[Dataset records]
-=-=-
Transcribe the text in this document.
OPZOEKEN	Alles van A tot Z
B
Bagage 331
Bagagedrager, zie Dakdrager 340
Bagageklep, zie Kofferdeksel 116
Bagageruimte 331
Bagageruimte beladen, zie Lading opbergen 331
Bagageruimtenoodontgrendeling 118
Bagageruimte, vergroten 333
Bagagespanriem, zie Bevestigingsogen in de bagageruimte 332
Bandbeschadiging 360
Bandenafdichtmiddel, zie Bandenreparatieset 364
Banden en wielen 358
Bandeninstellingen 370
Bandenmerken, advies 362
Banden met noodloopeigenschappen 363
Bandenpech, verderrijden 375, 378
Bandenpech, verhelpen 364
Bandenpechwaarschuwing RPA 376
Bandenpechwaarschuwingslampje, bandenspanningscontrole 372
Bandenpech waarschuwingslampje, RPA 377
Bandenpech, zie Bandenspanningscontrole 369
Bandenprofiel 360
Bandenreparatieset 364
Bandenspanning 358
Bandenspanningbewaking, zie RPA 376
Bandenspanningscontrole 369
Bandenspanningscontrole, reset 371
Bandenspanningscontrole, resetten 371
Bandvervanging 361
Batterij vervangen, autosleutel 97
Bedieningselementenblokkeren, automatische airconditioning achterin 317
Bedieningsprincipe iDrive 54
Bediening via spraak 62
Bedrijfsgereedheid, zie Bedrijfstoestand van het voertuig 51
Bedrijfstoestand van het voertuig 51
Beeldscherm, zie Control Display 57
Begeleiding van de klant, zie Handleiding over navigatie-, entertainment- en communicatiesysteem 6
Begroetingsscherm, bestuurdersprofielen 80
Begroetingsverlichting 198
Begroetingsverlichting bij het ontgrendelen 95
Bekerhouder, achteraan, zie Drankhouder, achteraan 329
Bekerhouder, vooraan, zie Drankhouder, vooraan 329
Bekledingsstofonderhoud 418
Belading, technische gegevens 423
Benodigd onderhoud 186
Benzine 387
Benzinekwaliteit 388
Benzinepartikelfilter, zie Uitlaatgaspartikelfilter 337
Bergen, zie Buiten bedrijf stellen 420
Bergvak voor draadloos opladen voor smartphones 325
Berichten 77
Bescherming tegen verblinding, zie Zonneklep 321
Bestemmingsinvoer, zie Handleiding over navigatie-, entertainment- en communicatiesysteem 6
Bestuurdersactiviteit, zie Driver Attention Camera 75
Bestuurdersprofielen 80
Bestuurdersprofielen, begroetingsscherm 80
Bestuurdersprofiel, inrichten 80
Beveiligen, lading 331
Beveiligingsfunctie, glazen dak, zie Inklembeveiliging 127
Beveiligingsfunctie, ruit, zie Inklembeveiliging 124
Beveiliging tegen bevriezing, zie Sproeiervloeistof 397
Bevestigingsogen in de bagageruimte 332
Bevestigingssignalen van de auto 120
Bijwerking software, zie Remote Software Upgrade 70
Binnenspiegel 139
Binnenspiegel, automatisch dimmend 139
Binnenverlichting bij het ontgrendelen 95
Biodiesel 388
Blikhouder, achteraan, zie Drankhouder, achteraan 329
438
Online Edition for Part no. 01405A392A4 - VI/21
-=-=-
→ Instructions to follow
All of the data needs to be printed once more, exactly.

→ Exercise answer
Transcribe the text in this document.
OPZOEKEN	Alles van A tot Z
B
Bagage 331
Bagagedrager, zie Dakdrager 340
Bagageklep, zie Kofferdeksel 116
Bagageruimte 331
Bagageruimte beladen, zie Lading opbergen 331
Bagageruimtenoodontgrendeling 118
Bagageruimte, vergroten 333
Bagagespanriem, zie Bevestigingsogen in de bagageruimte 332
Bandbeschadiging 360
Bandenafdichtmiddel, zie Bandenreparatieset 364
Banden en wielen 358
Bandeninstellingen 370
Bandenmerken, advies 362
Banden met noodloopeigenschappen 363
Bandenpech, verderrijden 375, 378
Bandenpech, verhelpen 364
Bandenpechwaarschuwing RPA 376
Bandenpechwaarschuwingslampje, bandenspanningscontrole 372
Bandenpech waarschuwingslampje, RPA 377
Bandenpech, zie Bandenspanningscontrole 369
Bandenprofiel 360
Bandenreparatieset 364
Bandenspanning 358
Bandenspanningbewaking, zie RPA 376
Bandenspanningscontrole 369
Bandenspanningscontrole, reset 371
Bandenspanningscontrole, resetten 371
Bandvervanging 361
Batterij vervangen, autosleutel 97
Bedieningselementenblokkeren, automatische airconditioning achterin 317
Bedieningsprincipe iDrive 54
Bediening via spraak 62
Bedrijfsgereedheid, zie Bedrijfstoestand van het voertuig 51
Bedrijfstoestand van het voertuig 51
Beeldscherm, zie Control Display 57
Begeleiding van de klant, zie Handleiding over navigatie-, entertainment- en communicatiesysteem 6
Begroetingsscherm, bestuurdersprofielen 80
Begroetingsverlichting 198
Begroetingsverlichting bij het ontgrendelen 95
Bekerhouder, achteraan, zie Drankhouder, achteraan 329
Bekerhouder, vooraan, zie Drankhouder, vooraan 329
Bekledingsstofonderhoud 418
Belading, technische gegevens 423
Benodigd onderhoud 186
Benzine 387
Benzinekwaliteit 388
Benzinepartikelfilter, zie Uitlaatgaspartikelfilter 337
Bergen, zie Buiten bedrijf stellen 420
Bergvak voor draadloos opladen voor smartphones 325
Berichten 77
Bescherming tegen verblinding, zie Zonneklep 321
Bestemmingsinvoer, zie Handleiding over navigatie-, entertainment- en communicatiesysteem 6
Bestuurdersactiviteit, zie Driver Attention Camera 75
Bestuurdersprofielen 80
Bestuurdersprofielen, begroetingsscherm 80
Bestuurdersprofiel, inrichten 80
Beveiligen, lading 331
Beveiligingsfunctie, glazen dak, zie Inklembeveiliging 127
Beveiligingsfunctie, ruit, zie Inklembeveiliging 124
Beveiliging tegen bevriezing, zie Sproeiervloeistof 397
Bevestigingsogen in de bagageruimte 332
Bevestigingssignalen van de auto 120
Bijwerking software, zie Remote Software Upgrade 70
Binnenspiegel 139
Binnenspiegel, automatisch dimmend 139
Binnenverlichting bij het ontgrendelen 95
Biodiesel 388
Blikhouder, achteraan, zie Drankhouder, achteraan 329
438
Online Edition for Part no. 01405A392A4 - VI/21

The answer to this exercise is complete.